▸ **AVAILABLE RECORDS**:
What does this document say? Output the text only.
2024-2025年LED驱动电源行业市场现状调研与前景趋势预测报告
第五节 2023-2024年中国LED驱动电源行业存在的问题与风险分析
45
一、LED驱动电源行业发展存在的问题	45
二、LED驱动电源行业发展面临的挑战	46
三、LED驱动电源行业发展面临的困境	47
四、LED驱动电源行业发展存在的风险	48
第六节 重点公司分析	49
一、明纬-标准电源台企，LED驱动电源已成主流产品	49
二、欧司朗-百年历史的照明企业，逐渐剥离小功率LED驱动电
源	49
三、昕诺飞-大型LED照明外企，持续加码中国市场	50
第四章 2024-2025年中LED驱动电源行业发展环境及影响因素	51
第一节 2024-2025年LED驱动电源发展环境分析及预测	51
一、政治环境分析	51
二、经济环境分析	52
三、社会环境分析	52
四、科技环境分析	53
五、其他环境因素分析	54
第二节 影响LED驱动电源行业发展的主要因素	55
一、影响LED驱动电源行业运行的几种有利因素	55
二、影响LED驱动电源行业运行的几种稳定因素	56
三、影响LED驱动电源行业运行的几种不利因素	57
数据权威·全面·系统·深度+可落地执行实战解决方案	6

▸ **WRITTEN INSTRUCTION**:
Output the records verbatim, from the first line to the last.

▸ **COMPLETED TASK**:
What does this document say? Output the text only.
2024-2025年LED驱动电源行业市场现状调研与前景趋势预测报告
第五节 2023-2024年中国LED驱动电源行业存在的问题与风险分析
45
一、LED驱动电源行业发展存在的问题	45
二、LED驱动电源行业发展面临的挑战	46
三、LED驱动电源行业发展面临的困境	47
四、LED驱动电源行业发展存在的风险	48
第六节 重点公司分析	49
一、明纬-标准电源台企，LED驱动电源已成主流产品	49
二、欧司朗-百年历史的照明企业，逐渐剥离小功率LED驱动电
源	49
三、昕诺飞-大型LED照明外企，持续加码中国市场	50
第四章 2024-2025年中LED驱动电源行业发展环境及影响因素	51
第一节 2024-2025年LED驱动电源发展环境分析及预测	51
一、政治环境分析	51
二、经济环境分析	52
三、社会环境分析	52
四、科技环境分析	53
五、其他环境因素分析	54
第二节 影响LED驱动电源行业发展的主要因素	55
一、影响LED驱动电源行业运行的几种有利因素	55
二、影响LED驱动电源行业运行的几种稳定因素	56
三、影响LED驱动电源行业运行的几种不利因素	57
数据权威·全面·系统·深度+可落地执行实战解决方案	6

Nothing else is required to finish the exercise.